GOAL
Go through the entries below and retype them exactly, omitting each picture.
--- start LISTED ENTRIES ---
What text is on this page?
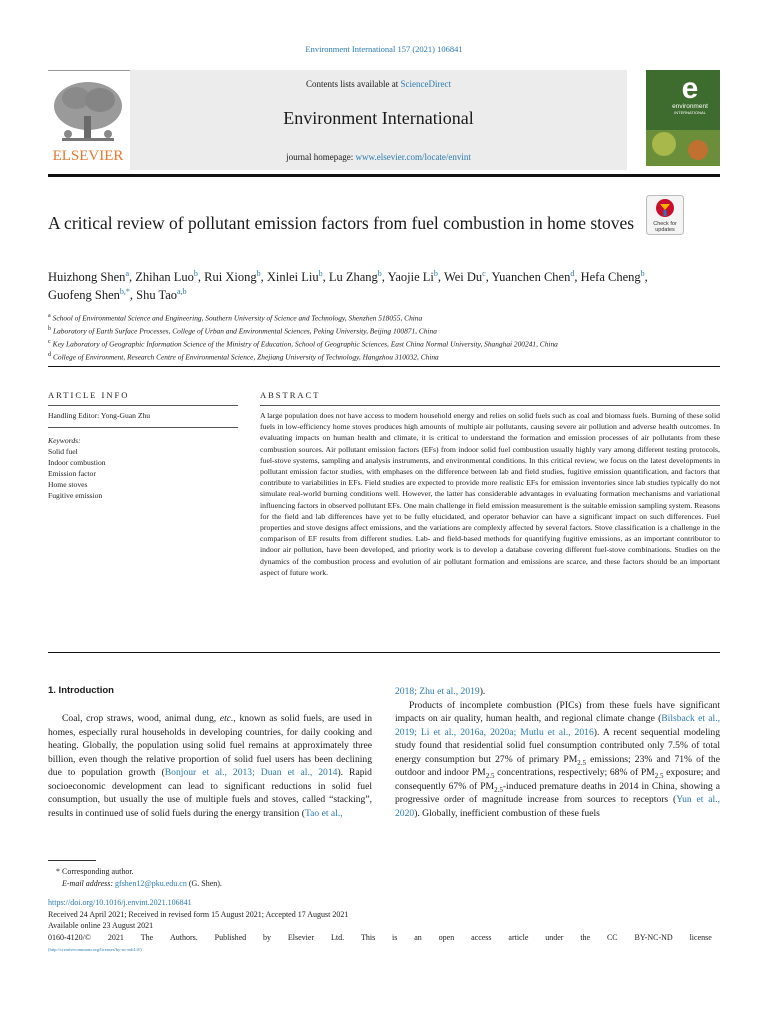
Environment International 157 (2021) 106841
ELSEVIER
Contents lists available at ScienceDirect
Environment International
journal homepage: www.elsevier.com/locate/envint
e
environment
INTERNATIONAL
Check for
updates
A critical review of pollutant emission factors from fuel combustion in home stoves
Huizhong Shen$^a$, Zhihan Luo$^b$, Rui Xiong$^b$, Xinlei Liu$^b$, Lu Zhang$^b$, Yaojie Li$^b$, Wei Du$^c$, Yuanchen Chen$^d$, Hefa Cheng$^b$, Guofeng Shen$^{b,*}$, Shu Tao$^{a,b}$
$^a$ School of Environmental Science and Engineering, Southern University of Science and Technology, Shenzhen 518055, China
$^b$ Laboratory of Earth Surface Processes, College of Urban and Environmental Sciences, Peking University, Beijing 100871, China
$^c$ Key Laboratory of Geographic Information Science of the Ministry of Education, School of Geographic Sciences, East China Normal University, Shanghai 200241, China
$^d$ College of Environment, Research Centre of Environmental Science, Zhejiang University of Technology, Hangzhou 310032, China
ARTICLE INFO
Handling Editor: Yong-Guan Zhu
Keywords:
Solid fuel
Indoor combustion
Emission factor
Home stoves
Fugitive emission
ABSTRACT
A large population does not have access to modern household energy and relies on solid fuels such as coal and biomass fuels. Burning of these solid fuels in low-efficiency home stoves produces high amounts of multiple air pollutants, causing severe air pollution and adverse health outcomes. In evaluating impacts on human health and climate, it is critical to understand the formation and emission processes of air pollutants from these combustion sources. Air pollutant emission factors (EFs) from indoor solid fuel combustion usually highly vary among different testing protocols, fuel-stove systems, sampling and analysis instruments, and environmental conditions. In this critical review, we focus on the latest developments in pollutant emission factor studies, with emphases on the difference between lab and field studies, fugitive emission quantification, and factors that contribute to variabilities in EFs. Field studies are expected to provide more realistic EFs for emission inventories since lab studies typically do not simulate real-world burning conditions well. However, the latter has considerable advantages in evaluating formation mechanisms and variational influencing factors in observed pollutant EFs. One main challenge in field emission measurement is the suitable emission sampling system. Reasons for the field and lab differences have yet to be fully elucidated, and operator behavior can have a significant impact on such differences. Fuel properties and stove designs affect emissions, and the variations are complexly affected by several factors. Stove classification is a challenge in the comparison of EF results from different studies. Lab- and field-based methods for quantifying fugitive emissions, as an important contributor to indoor air pollution, have been developed, and priority work is to develop a database covering different fuel-stove combinations. Studies on the dynamics of the combustion process and evolution of air pollutant formation and emissions are scarce, and these factors should be an important aspect of future work.
1. Introduction
Coal, crop straws, wood, animal dung, etc., known as solid fuels, are used in homes, especially rural households in developing countries, for daily cooking and heating. Globally, the population using solid fuel remains at approximately three billion, even though the relative proportion of solid fuel users has been declining due to population growth (Bonjour et al., 2013; Duan et al., 2014). Rapid socioeconomic development can lead to significant reductions in solid fuel consumption, but usually the use of multiple fuels and stoves, called “stacking”, results in continued use of solid fuels during the energy transition (Tao et al.,
2018; Zhu et al., 2019).
Products of incomplete combustion (PICs) from these fuels have significant impacts on air quality, human health, and regional climate change (Bilsback et al., 2019; Li et al., 2016a, 2020a; Mutlu et al., 2016). A recent sequential modeling study found that residential solid fuel consumption contributed only 7.5% of total energy consumption but 27% of primary $PM_{2.5}$ emissions; 23% and 71% of the outdoor and indoor $PM_{2.5}$ concentrations, respectively; 68% of $PM_{2.5}$ exposure; and consequently 67% of $PM_{2.5}$-induced premature deaths in 2014 in China, showing a progressive order of magnitude increase from sources to receptors (Yun et al., 2020). Globally, inefficient combustion of these fuels
* Corresponding author.
E-mail address: gfshen12@pku.edu.cn (G. Shen).
https://doi.org/10.1016/j.envint.2021.106841
Received 24 April 2021; Received in revised form 15 August 2021; Accepted 17 August 2021
Available online 23 August 2021
0160-4120/© 2021 The Authors. Published by Elsevier Ltd. This is an open access article under the CC BY-NC-ND license
(http://creativecommons.org/licenses/by-nc-nd/4.0/)
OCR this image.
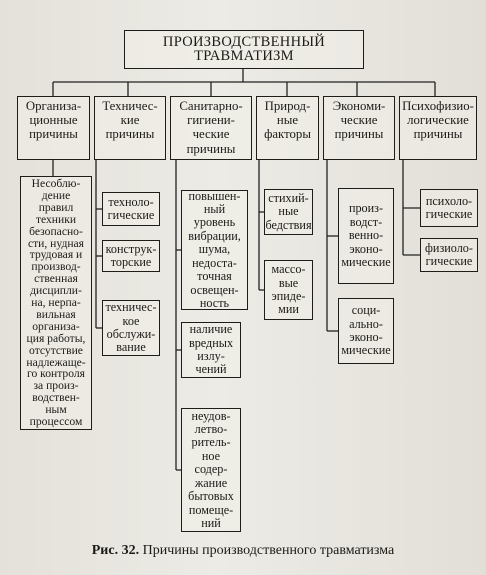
ПРОИЗВОДСТВЕННЫЙ ТРАВМАТИЗМ
Организа-
ционные
причины
Техничес-
кие
причины
Санитарно-
гигиени-
ческие
причины
Природ-
ные
факторы
Экономи-
ческие
причины
Психофизио-
логические
причины
Несоблю-
дение
правил
техники
безопасно-
сти, нудная
трудовая и
производ-
ственная
дисципли-
на, нерпа-
вильная
организа-
ция работы,
отсутствие
надлежаще-
го контроля
за произ-
водствен-
ным
процессом
техноло-
гические
конструк-
торские
техничес-
кое
обслужи-
вание
повышен-
ный
уровень
вибрации,
шума,
недоста-
точная
освещен-
ность
наличие
вредных
излу-
чений
неудов-
летво-
ритель-
ное
содер-
жание
бытовых
помеще-
ний
стихий-
ные
бедствия
массо-
вые
эпиде-
мии
произ-
водст-
венно-
эконо-
мические
соци-
ально-
эконо-
мические
психоло-
гические
физиоло-
гические
Рис. 32. Причины производственного травматизма
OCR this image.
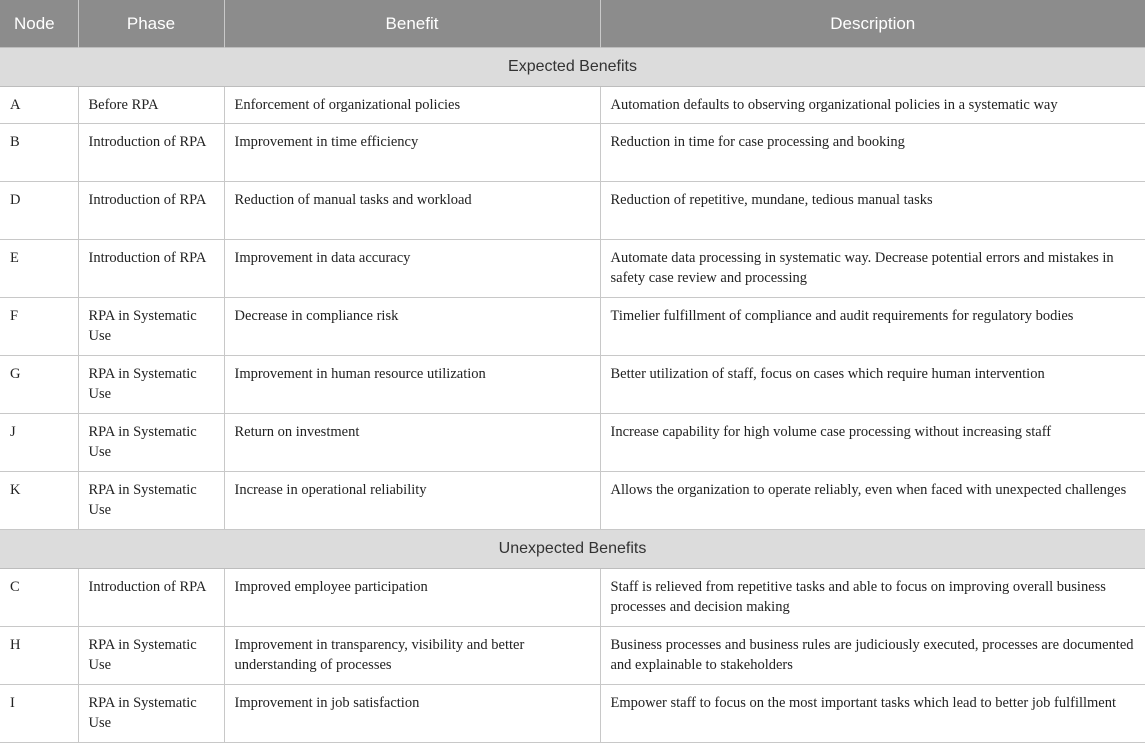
Node	Phase	Benefit	Description
Expected Benefits			
A	Before RPA	Enforcement of organizational policies	Automation defaults to observing organizational policies in a systematic way
B	Introduction of RPA	Improvement in time efficiency	Reduction in time for case processing and booking
D	Introduction of RPA	Reduction of manual tasks and workload	Reduction of repetitive, mundane, tedious manual tasks
E	Introduction of RPA	Improvement in data accuracy	Automate data processing in systematic way. Decrease potential errors and mistakes in safety case review and processing
F	RPA in Systematic Use	Decrease in compliance risk	Timelier fulfillment of compliance and audit requirements for regulatory bodies
G	RPA in Systematic Use	Improvement in human resource utilization	Better utilization of staff, focus on cases which require human intervention
J	RPA in Systematic Use	Return on investment	Increase capability for high volume case processing without increasing staff
K	RPA in Systematic Use	Increase in operational reliability	Allows the organization to operate reliably, even when faced with unexpected challenges
Unexpected Benefits			
C	Introduction of RPA	Improved employee participation	Staff is relieved from repetitive tasks and able to focus on improving overall business processes and decision making
H	RPA in Systematic Use	Improvement in transparency, visibility and better understanding of processes	Business processes and business rules are judiciously executed, processes are documented and explainable to stakeholders
I	RPA in Systematic Use	Improvement in job satisfaction	Empower staff to focus on the most important tasks which lead to better job fulfillment
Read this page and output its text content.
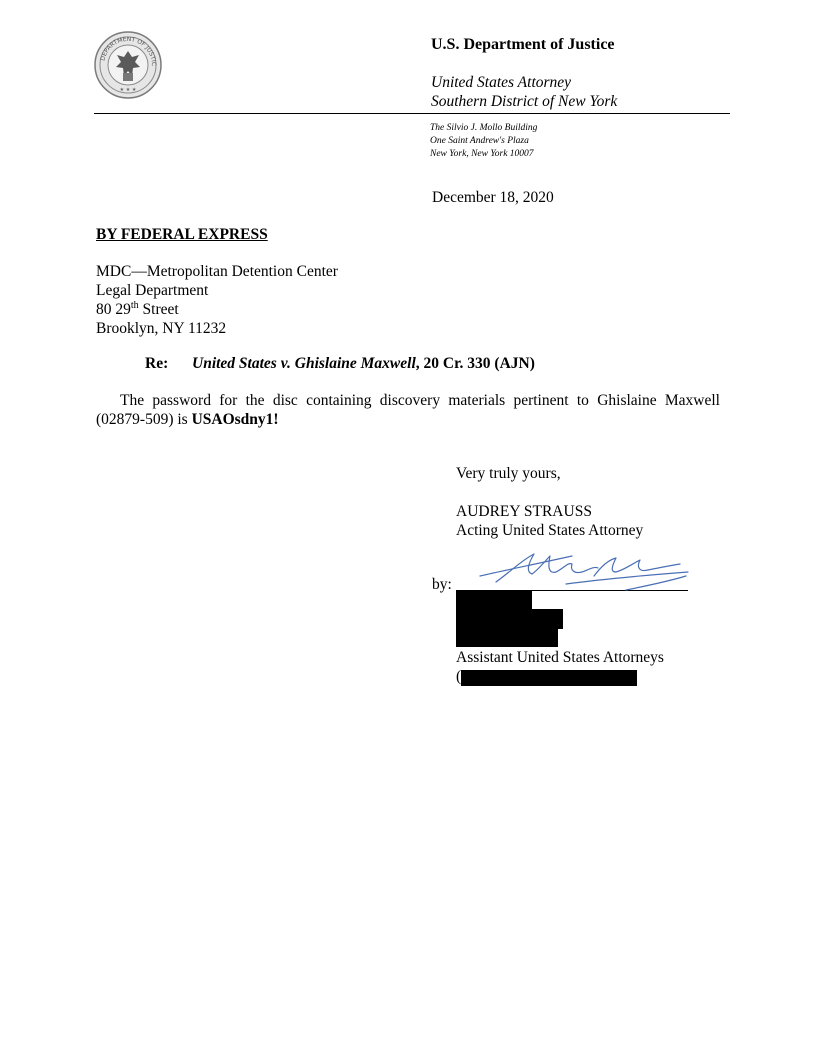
DEPARTMENT OF JUSTIC
★ ★ ★
U.S. Department of Justice
United States Attorney
Southern District of New York
The Silvio J. Mollo Building
One Saint Andrew's Plaza
New York, New York 10007
December 18, 2020
BY FEDERAL EXPRESS
MDC—Metropolitan Detention Center
Legal Department
80 29th Street
Brooklyn, NY 11232
Re: United States v. Ghislaine Maxwell, 20 Cr. 330 (AJN)
The password for the disc containing discovery materials pertinent to Ghislaine Maxwell (02879-509) is USAOsdny1!
Very truly yours,
AUDREY STRAUSS
Acting United States Attorney
by:
Assistant United States Attorneys
(
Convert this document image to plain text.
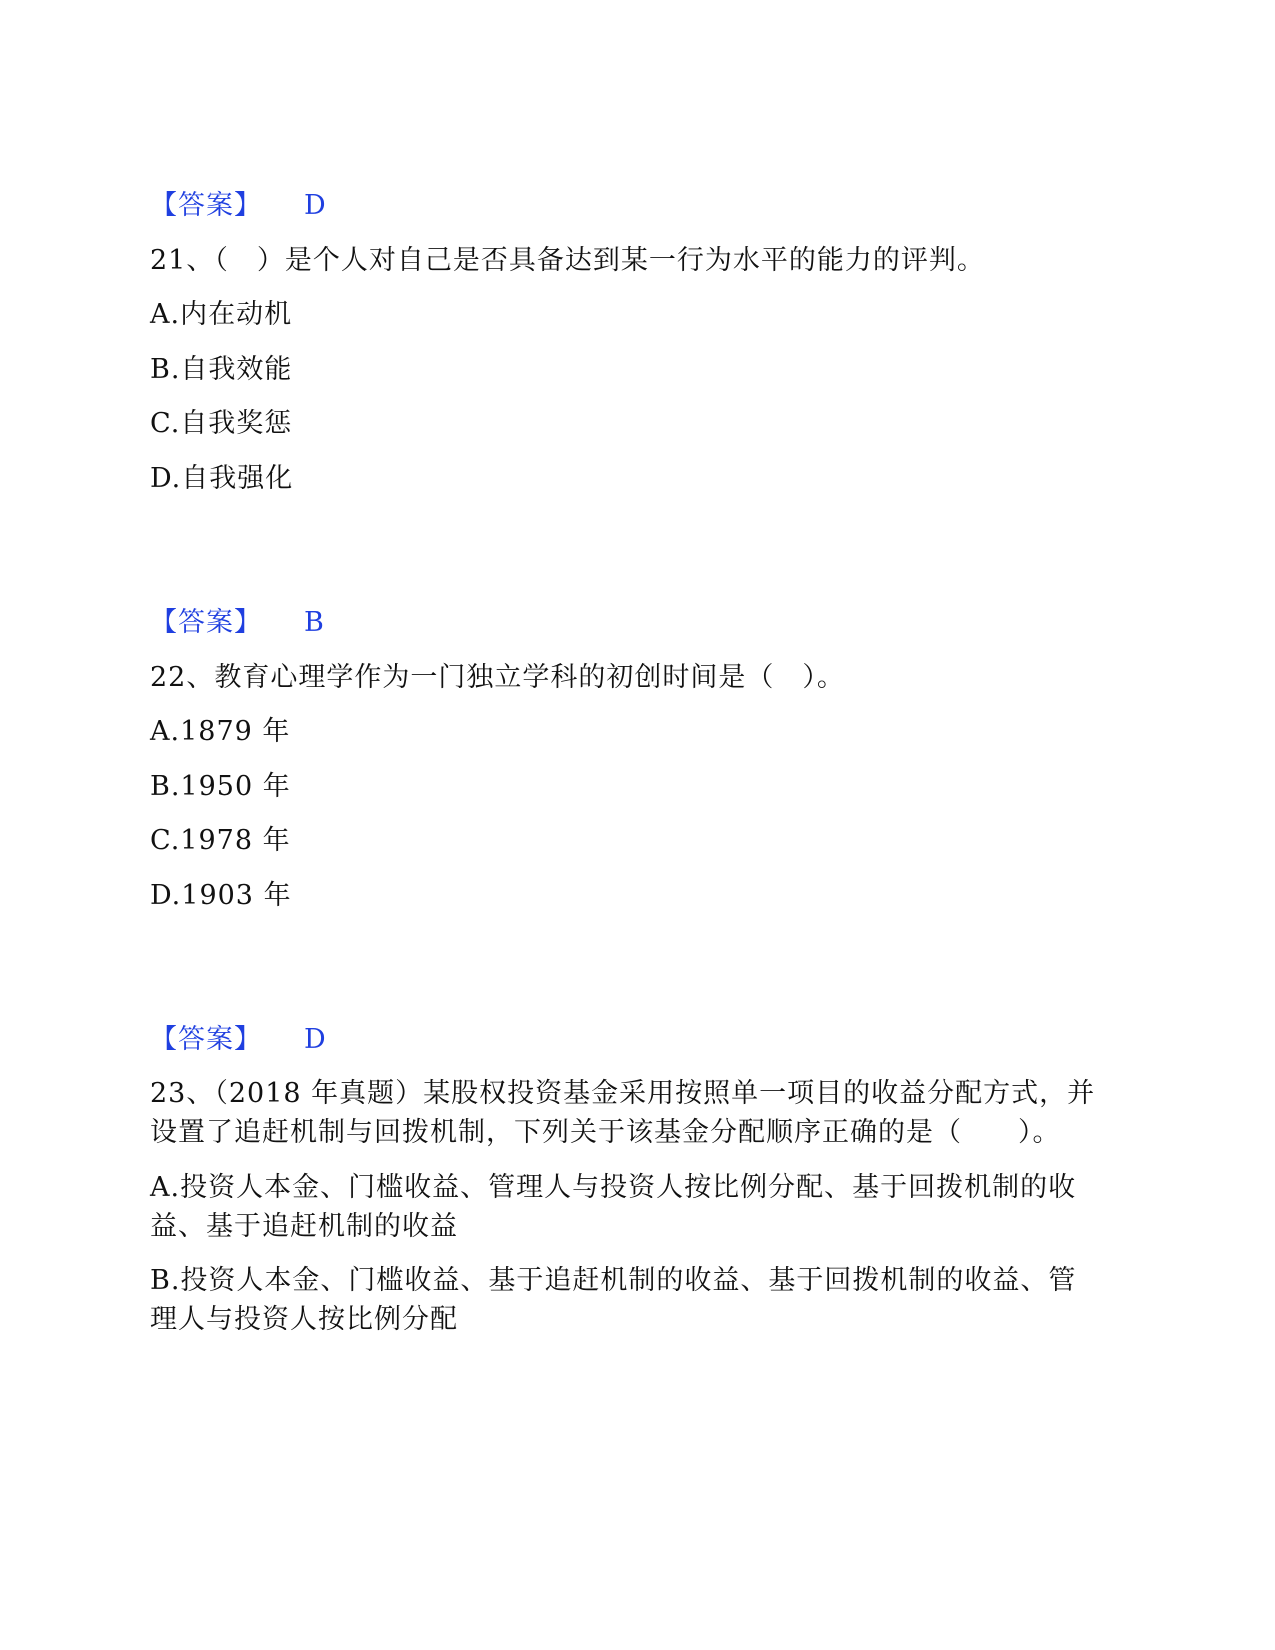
【答案】 D
21、（　）是个人对自己是否具备达到某一行为水平的能力的评判。
A.内在动机
B.自我效能
C.自我奖惩
D.自我强化
【答案】 B
22、教育心理学作为一门独立学科的初创时间是（　）。
A.1879 年
B.1950 年
C.1978 年
D.1903 年
【答案】 D
23、（2018 年真题）某股权投资基金采用按照单一项目的收益分配方式，并
设置了追赶机制与回拨机制，下列关于该基金分配顺序正确的是（　　）。
A.投资人本金、门槛收益、管理人与投资人按比例分配、基于回拨机制的收
益、基于追赶机制的收益
B.投资人本金、门槛收益、基于追赶机制的收益、基于回拨机制的收益、管
理人与投资人按比例分配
--- end LISTED ENTRIES ---
FULL RESPONSE
What text is on this page?
Environment International 157 (2021) 106841
ELSEVIER
Contents lists available at ScienceDirect
Environment International
journal homepage: www.elsevier.com/locate/envint
e
environment
INTERNATIONAL
Check for
updates
A critical review of pollutant emission factors from fuel combustion in home stoves
Huizhong Shen$^a$, Zhihan Luo$^b$, Rui Xiong$^b$, Xinlei Liu$^b$, Lu Zhang$^b$, Yaojie Li$^b$, Wei Du$^c$, Yuanchen Chen$^d$, Hefa Cheng$^b$, Guofeng Shen$^{b,*}$, Shu Tao$^{a,b}$
$^a$ School of Environmental Science and Engineering, Southern University of Science and Technology, Shenzhen 518055, China
$^b$ Laboratory of Earth Surface Processes, College of Urban and Environmental Sciences, Peking University, Beijing 100871, China
$^c$ Key Laboratory of Geographic Information Science of the Ministry of Education, School of Geographic Sciences, East China Normal University, Shanghai 200241, China
$^d$ College of Environment, Research Centre of Environmental Science, Zhejiang University of Technology, Hangzhou 310032, China
ARTICLE INFO
Handling Editor: Yong-Guan Zhu
Keywords:
Solid fuel
Indoor combustion
Emission factor
Home stoves
Fugitive emission
ABSTRACT
A large population does not have access to modern household energy and relies on solid fuels such as coal and biomass fuels. Burning of these solid fuels in low-efficiency home stoves produces high amounts of multiple air pollutants, causing severe air pollution and adverse health outcomes. In evaluating impacts on human health and climate, it is critical to understand the formation and emission processes of air pollutants from these combustion sources. Air pollutant emission factors (EFs) from indoor solid fuel combustion usually highly vary among different testing protocols, fuel-stove systems, sampling and analysis instruments, and environmental conditions. In this critical review, we focus on the latest developments in pollutant emission factor studies, with emphases on the difference between lab and field studies, fugitive emission quantification, and factors that contribute to variabilities in EFs. Field studies are expected to provide more realistic EFs for emission inventories since lab studies typically do not simulate real-world burning conditions well. However, the latter has considerable advantages in evaluating formation mechanisms and variational influencing factors in observed pollutant EFs. One main challenge in field emission measurement is the suitable emission sampling system. Reasons for the field and lab differences have yet to be fully elucidated, and operator behavior can have a significant impact on such differences. Fuel properties and stove designs affect emissions, and the variations are complexly affected by several factors. Stove classification is a challenge in the comparison of EF results from different studies. Lab- and field-based methods for quantifying fugitive emissions, as an important contributor to indoor air pollution, have been developed, and priority work is to develop a database covering different fuel-stove combinations. Studies on the dynamics of the combustion process and evolution of air pollutant formation and emissions are scarce, and these factors should be an important aspect of future work.
1. Introduction
Coal, crop straws, wood, animal dung, etc., known as solid fuels, are used in homes, especially rural households in developing countries, for daily cooking and heating. Globally, the population using solid fuel remains at approximately three billion, even though the relative proportion of solid fuel users has been declining due to population growth (Bonjour et al., 2013; Duan et al., 2014). Rapid socioeconomic development can lead to significant reductions in solid fuel consumption, but usually the use of multiple fuels and stoves, called “stacking”, results in continued use of solid fuels during the energy transition (Tao et al.,
2018; Zhu et al., 2019).
Products of incomplete combustion (PICs) from these fuels have significant impacts on air quality, human health, and regional climate change (Bilsback et al., 2019; Li et al., 2016a, 2020a; Mutlu et al., 2016). A recent sequential modeling study found that residential solid fuel consumption contributed only 7.5% of total energy consumption but 27% of primary $PM_{2.5}$ emissions; 23% and 71% of the outdoor and indoor $PM_{2.5}$ concentrations, respectively; 68% of $PM_{2.5}$ exposure; and consequently 67% of $PM_{2.5}$-induced premature deaths in 2014 in China, showing a progressive order of magnitude increase from sources to receptors (Yun et al., 2020). Globally, inefficient combustion of these fuels
* Corresponding author.
E-mail address: gfshen12@pku.edu.cn (G. Shen).
https://doi.org/10.1016/j.envint.2021.106841
Received 24 April 2021; Received in revised form 15 August 2021; Accepted 17 August 2021
Available online 23 August 2021
0160-4120/© 2021 The Authors. Published by Elsevier Ltd. This is an open access article under the CC BY-NC-ND license
(http://creativecommons.org/licenses/by-nc-nd/4.0/)
OCR this image.
ПРОИЗВОДСТВЕННЫЙ ТРАВМАТИЗМ
Организа-
ционные
причины
Техничес-
кие
причины
Санитарно-
гигиени-
ческие
причины
Природ-
ные
факторы
Экономи-
ческие
причины
Психофизио-
логические
причины
Несоблю-
дение
правил
техники
безопасно-
сти, нудная
трудовая и
производ-
ственная
дисципли-
на, нерпа-
вильная
организа-
ция работы,
отсутствие
надлежаще-
го контроля
за произ-
водствен-
ным
процессом
техноло-
гические
конструк-
торские
техничес-
кое
обслужи-
вание
повышен-
ный
уровень
вибрации,
шума,
недоста-
точная
освещен-
ность
наличие
вредных
излу-
чений
неудов-
летво-
ритель-
ное
содер-
жание
бытовых
помеще-
ний
стихий-
ные
бедствия
массо-
вые
эпиде-
мии
произ-
водст-
венно-
эконо-
мические
соци-
ально-
эконо-
мические
психоло-
гические
физиоло-
гические
Рис. 32. Причины производственного травматизма
OCR this image.
Node	Phase	Benefit	Description
Expected Benefits			
A	Before RPA	Enforcement of organizational policies	Automation defaults to observing organizational policies in a systematic way
B	Introduction of RPA	Improvement in time efficiency	Reduction in time for case processing and booking
D	Introduction of RPA	Reduction of manual tasks and workload	Reduction of repetitive, mundane, tedious manual tasks
E	Introduction of RPA	Improvement in data accuracy	Automate data processing in systematic way. Decrease potential errors and mistakes in safety case review and processing
F	RPA in Systematic Use	Decrease in compliance risk	Timelier fulfillment of compliance and audit requirements for regulatory bodies
G	RPA in Systematic Use	Improvement in human resource utilization	Better utilization of staff, focus on cases which require human intervention
J	RPA in Systematic Use	Return on investment	Increase capability for high volume case processing without increasing staff
K	RPA in Systematic Use	Increase in operational reliability	Allows the organization to operate reliably, even when faced with unexpected challenges
Unexpected Benefits			
C	Introduction of RPA	Improved employee participation	Staff is relieved from repetitive tasks and able to focus on improving overall business processes and decision making
H	RPA in Systematic Use	Improvement in transparency, visibility and better understanding of processes	Business processes and business rules are judiciously executed, processes are documented and explainable to stakeholders
I	RPA in Systematic Use	Improvement in job satisfaction	Empower staff to focus on the most important tasks which lead to better job fulfillment
Read this page and output its text content.
DEPARTMENT OF JUSTIC
★ ★ ★
U.S. Department of Justice
United States Attorney
Southern District of New York
The Silvio J. Mollo Building
One Saint Andrew's Plaza
New York, New York 10007
December 18, 2020
BY FEDERAL EXPRESS
MDC—Metropolitan Detention Center
Legal Department
80 29th Street
Brooklyn, NY 11232
Re: United States v. Ghislaine Maxwell, 20 Cr. 330 (AJN)
The password for the disc containing discovery materials pertinent to Ghislaine Maxwell (02879-509) is USAOsdny1!
Very truly yours,
AUDREY STRAUSS
Acting United States Attorney
by:
Assistant United States Attorneys
(
Convert this document image to plain text.
【答案】 D
21、（　）是个人对自己是否具备达到某一行为水平的能力的评判。
A.内在动机
B.自我效能
C.自我奖惩
D.自我强化
【答案】 B
22、教育心理学作为一门独立学科的初创时间是（　）。
A.1879 年
B.1950 年
C.1978 年
D.1903 年
【答案】 D
23、（2018 年真题）某股权投资基金采用按照单一项目的收益分配方式，并
设置了追赶机制与回拨机制，下列关于该基金分配顺序正确的是（　　）。
A.投资人本金、门槛收益、管理人与投资人按比例分配、基于回拨机制的收
益、基于追赶机制的收益
B.投资人本金、门槛收益、基于追赶机制的收益、基于回拨机制的收益、管
理人与投资人按比例分配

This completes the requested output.